START

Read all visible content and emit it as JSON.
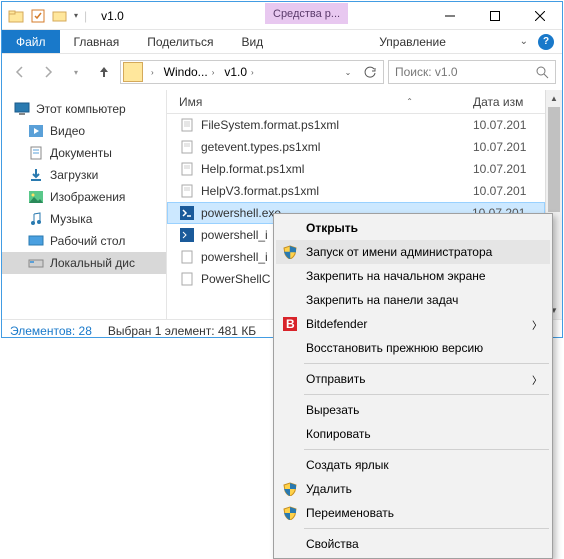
{
  "titlebar": {
    "title": "v1.0",
    "context_tab": "Средства р..."
  },
  "ribbon": {
    "file": "Файл",
    "home": "Главная",
    "share": "Поделиться",
    "view": "Вид",
    "manage": "Управление"
  },
  "breadcrumb": {
    "seg1": "Windo...",
    "seg2": "v1.0"
  },
  "search": {
    "placeholder": "Поиск: v1.0"
  },
  "tree": {
    "this_pc": "Этот компьютер",
    "videos": "Видео",
    "documents": "Документы",
    "downloads": "Загрузки",
    "pictures": "Изображения",
    "music": "Музыка",
    "desktop": "Рабочий стол",
    "local_disk": "Локальный дис"
  },
  "columns": {
    "name": "Имя",
    "date": "Дата изм"
  },
  "files": [
    {
      "name": "FileSystem.format.ps1xml",
      "date": "10.07.201"
    },
    {
      "name": "getevent.types.ps1xml",
      "date": "10.07.201"
    },
    {
      "name": "Help.format.ps1xml",
      "date": "10.07.201"
    },
    {
      "name": "HelpV3.format.ps1xml",
      "date": "10.07.201"
    },
    {
      "name": "powershell.exe",
      "date": "10.07.201"
    },
    {
      "name": "powershell_i",
      "date": ""
    },
    {
      "name": "powershell_i",
      "date": ""
    },
    {
      "name": "PowerShellC",
      "date": ""
    }
  ],
  "status": {
    "count": "Элементов: 28",
    "selection": "Выбран 1 элемент: 481 КБ"
  },
  "menu": {
    "open": "Открыть",
    "runas": "Запуск от имени администратора",
    "pin_start": "Закрепить на начальном экране",
    "pin_taskbar": "Закрепить на панели задач",
    "bitdefender": "Bitdefender",
    "restore": "Восстановить прежнюю версию",
    "sendto": "Отправить",
    "cut": "Вырезать",
    "copy": "Копировать",
    "shortcut": "Создать ярлык",
    "delete": "Удалить",
    "rename": "Переименовать",
    "properties": "Свойства"
  }
}
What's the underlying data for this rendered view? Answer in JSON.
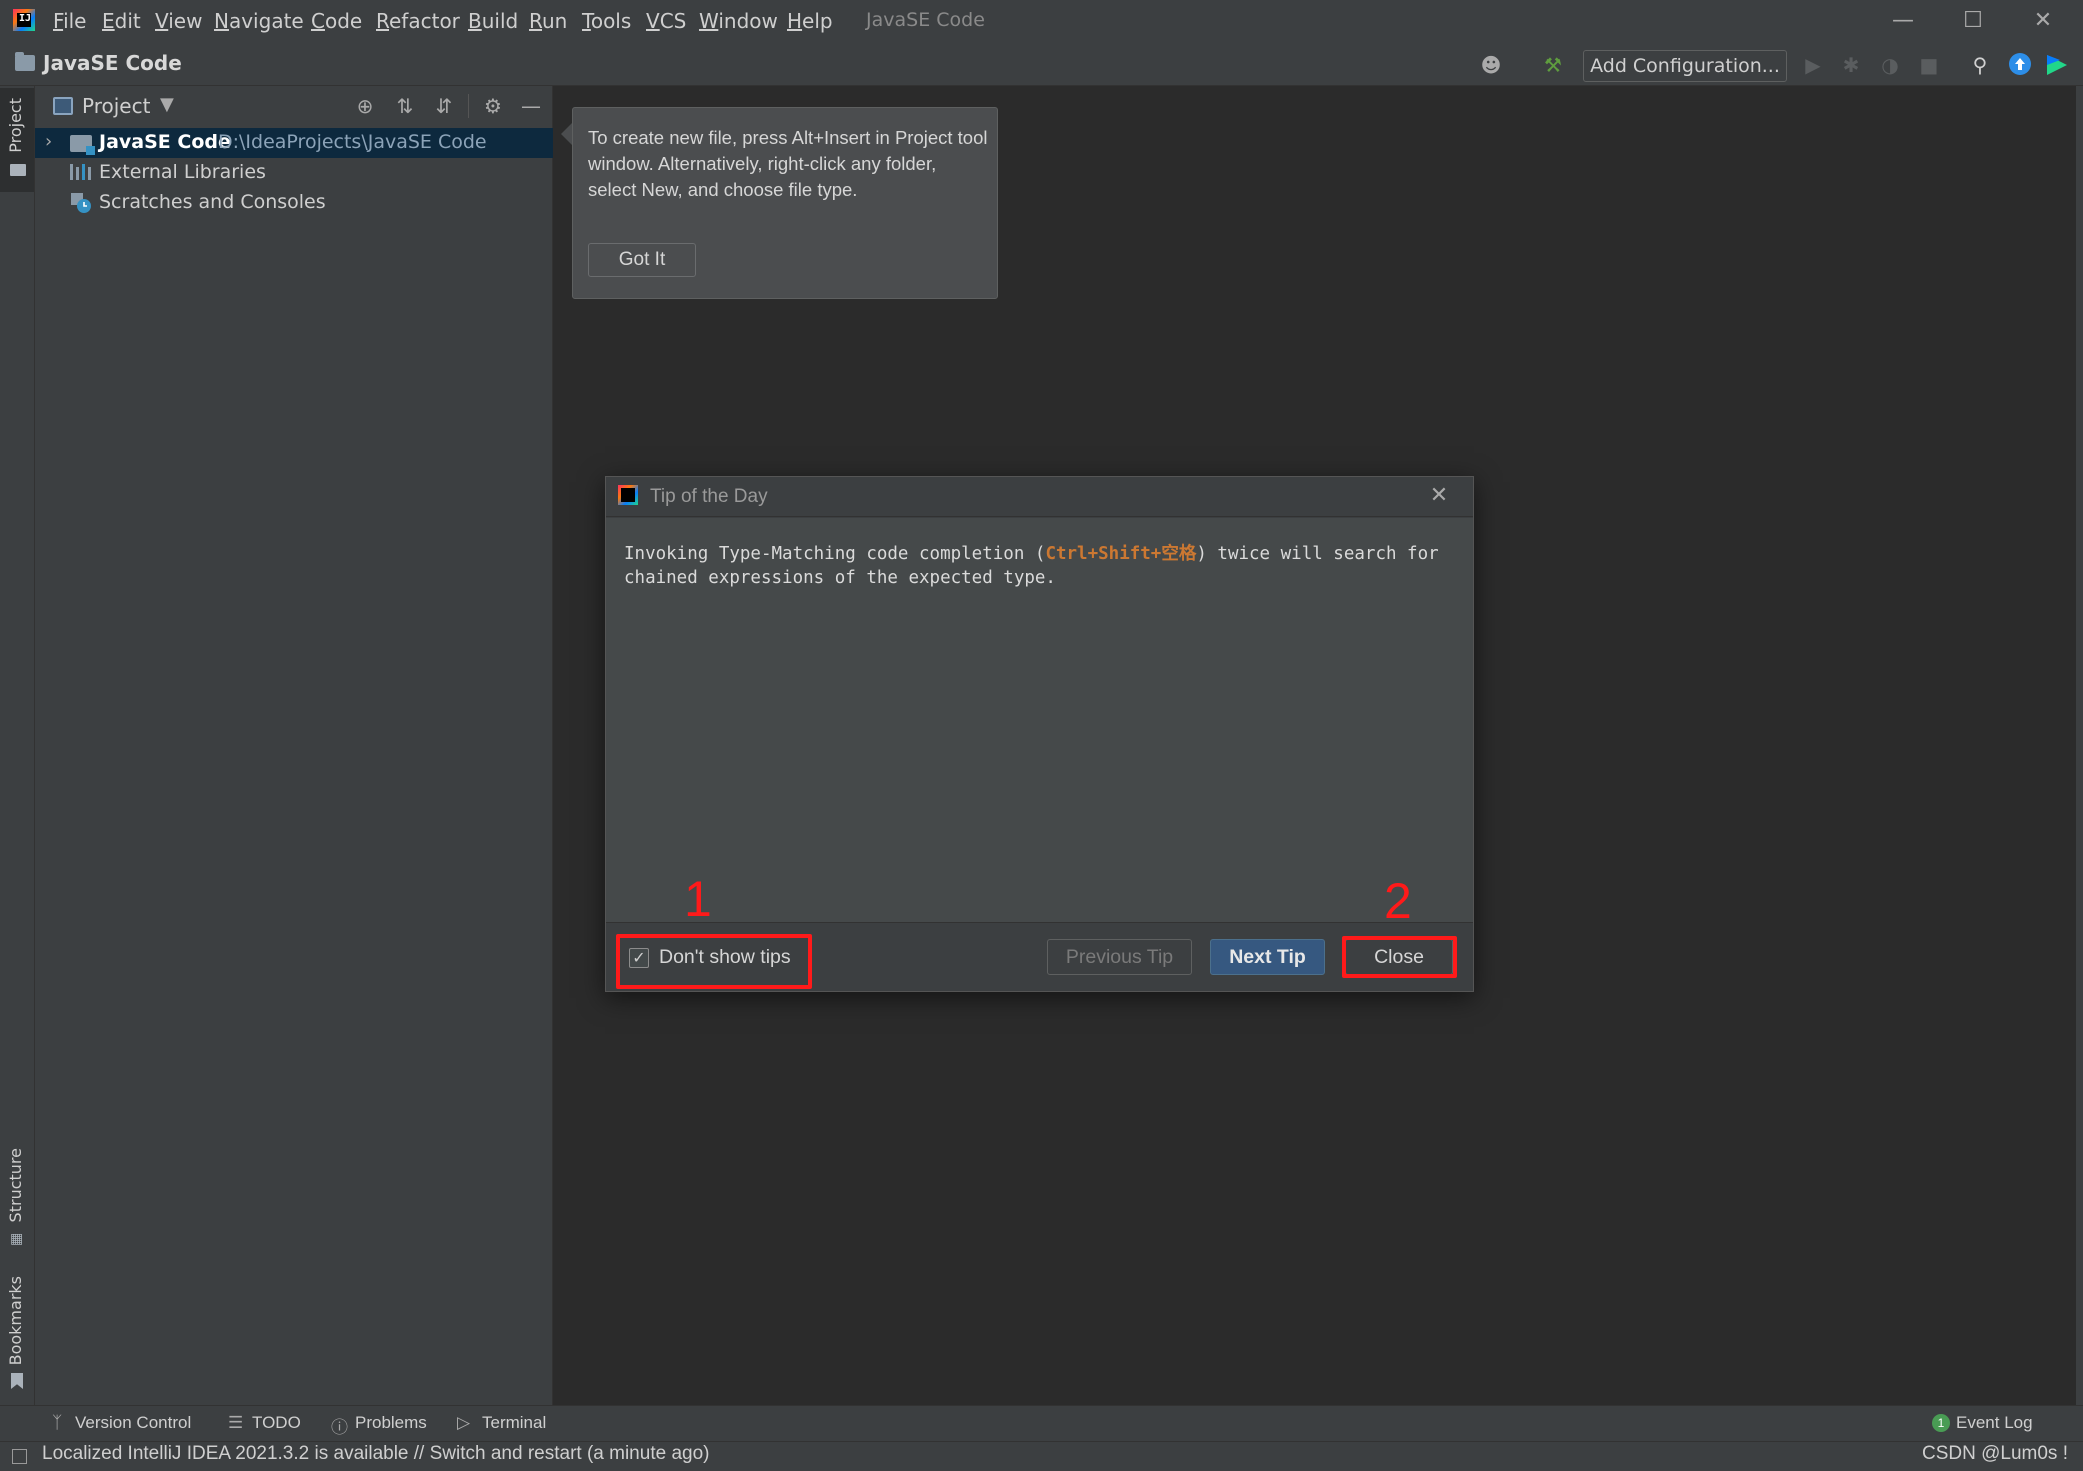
{
  "menubar": {
    "items": [
      "File",
      "Edit",
      "View",
      "Navigate",
      "Code",
      "Refactor",
      "Build",
      "Run",
      "Tools",
      "VCS",
      "Window",
      "Help"
    ],
    "window_title": "JavaSE Code"
  },
  "navbar": {
    "breadcrumb": "JavaSE Code",
    "add_configuration": "Add Configuration..."
  },
  "side_tabs": {
    "project": "Project",
    "structure": "Structure",
    "bookmarks": "Bookmarks"
  },
  "project_panel": {
    "title": "Project",
    "tree": [
      {
        "label": "JavaSE Code",
        "path": "D:\\IdeaProjects\\JavaSE Code"
      },
      {
        "label": "External Libraries"
      },
      {
        "label": "Scratches and Consoles"
      }
    ]
  },
  "hint_popup": {
    "text": "To create new file, press Alt+Insert in Project tool window. Alternatively, right-click any folder, select New, and choose file type.",
    "button": "Got It"
  },
  "tip_dialog": {
    "title": "Tip of the Day",
    "text_before": "Invoking Type-Matching code completion (",
    "shortcut": "Ctrl+Shift+空格",
    "text_after": ") twice will search for chained expressions of the expected type.",
    "checkbox_label": "Don't show tips",
    "checkbox_checked": true,
    "previous_button": "Previous Tip",
    "next_button": "Next Tip",
    "close_button": "Close"
  },
  "annotations": {
    "marker1": "1",
    "marker2": "2",
    "color": "#ff1a1a"
  },
  "bottom_tools": {
    "version_control": "Version Control",
    "todo": "TODO",
    "problems": "Problems",
    "terminal": "Terminal",
    "event_log": "Event Log",
    "event_count": "1"
  },
  "status_bar": {
    "message": "Localized IntelliJ IDEA 2021.3.2 is available // Switch and restart (a minute ago)",
    "watermark": "CSDN @Lum0s !"
  },
  "colors": {
    "background": "#2b2b2b",
    "panel": "#3c3f41",
    "selection": "#0d293e",
    "primary_button": "#365880",
    "shortcut": "#cc7832"
  }
}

END

Given problem -
Without the pictures, output the full listing exactly as it stands.

Solution -
Read all visible content and emit it as JSON.
{
  "titlebar": {
    "title": "v1.0",
    "context_tab": "Средства р..."
  },
  "ribbon": {
    "file": "Файл",
    "home": "Главная",
    "share": "Поделиться",
    "view": "Вид",
    "manage": "Управление"
  },
  "breadcrumb": {
    "seg1": "Windo...",
    "seg2": "v1.0"
  },
  "search": {
    "placeholder": "Поиск: v1.0"
  },
  "tree": {
    "this_pc": "Этот компьютер",
    "videos": "Видео",
    "documents": "Документы",
    "downloads": "Загрузки",
    "pictures": "Изображения",
    "music": "Музыка",
    "desktop": "Рабочий стол",
    "local_disk": "Локальный дис"
  },
  "columns": {
    "name": "Имя",
    "date": "Дата изм"
  },
  "files": [
    {
      "name": "FileSystem.format.ps1xml",
      "date": "10.07.201"
    },
    {
      "name": "getevent.types.ps1xml",
      "date": "10.07.201"
    },
    {
      "name": "Help.format.ps1xml",
      "date": "10.07.201"
    },
    {
      "name": "HelpV3.format.ps1xml",
      "date": "10.07.201"
    },
    {
      "name": "powershell.exe",
      "date": "10.07.201"
    },
    {
      "name": "powershell_i",
      "date": ""
    },
    {
      "name": "powershell_i",
      "date": ""
    },
    {
      "name": "PowerShellC",
      "date": ""
    }
  ],
  "status": {
    "count": "Элементов: 28",
    "selection": "Выбран 1 элемент: 481 КБ"
  },
  "menu": {
    "open": "Открыть",
    "runas": "Запуск от имени администратора",
    "pin_start": "Закрепить на начальном экране",
    "pin_taskbar": "Закрепить на панели задач",
    "bitdefender": "Bitdefender",
    "restore": "Восстановить прежнюю версию",
    "sendto": "Отправить",
    "cut": "Вырезать",
    "copy": "Копировать",
    "shortcut": "Создать ярлык",
    "delete": "Удалить",
    "rename": "Переименовать",
    "properties": "Свойства"
  }
}
What's the underlying data for this rendered view? Answer in JSON.
{
  "menubar": {
    "items": [
      "File",
      "Edit",
      "View",
      "Navigate",
      "Code",
      "Refactor",
      "Build",
      "Run",
      "Tools",
      "VCS",
      "Window",
      "Help"
    ],
    "window_title": "JavaSE Code"
  },
  "navbar": {
    "breadcrumb": "JavaSE Code",
    "add_configuration": "Add Configuration..."
  },
  "side_tabs": {
    "project": "Project",
    "structure": "Structure",
    "bookmarks": "Bookmarks"
  },
  "project_panel": {
    "title": "Project",
    "tree": [
      {
        "label": "JavaSE Code",
        "path": "D:\\IdeaProjects\\JavaSE Code"
      },
      {
        "label": "External Libraries"
      },
      {
        "label": "Scratches and Consoles"
      }
    ]
  },
  "hint_popup": {
    "text": "To create new file, press Alt+Insert in Project tool window. Alternatively, right-click any folder, select New, and choose file type.",
    "button": "Got It"
  },
  "tip_dialog": {
    "title": "Tip of the Day",
    "text_before": "Invoking Type-Matching code completion (",
    "shortcut": "Ctrl+Shift+空格",
    "text_after": ") twice will search for chained expressions of the expected type.",
    "checkbox_label": "Don't show tips",
    "checkbox_checked": true,
    "previous_button": "Previous Tip",
    "next_button": "Next Tip",
    "close_button": "Close"
  },
  "annotations": {
    "marker1": "1",
    "marker2": "2",
    "color": "#ff1a1a"
  },
  "bottom_tools": {
    "version_control": "Version Control",
    "todo": "TODO",
    "problems": "Problems",
    "terminal": "Terminal",
    "event_log": "Event Log",
    "event_count": "1"
  },
  "status_bar": {
    "message": "Localized IntelliJ IDEA 2021.3.2 is available // Switch and restart (a minute ago)",
    "watermark": "CSDN @Lum0s !"
  },
  "colors": {
    "background": "#2b2b2b",
    "panel": "#3c3f41",
    "selection": "#0d293e",
    "primary_button": "#365880",
    "shortcut": "#cc7832"
  }
}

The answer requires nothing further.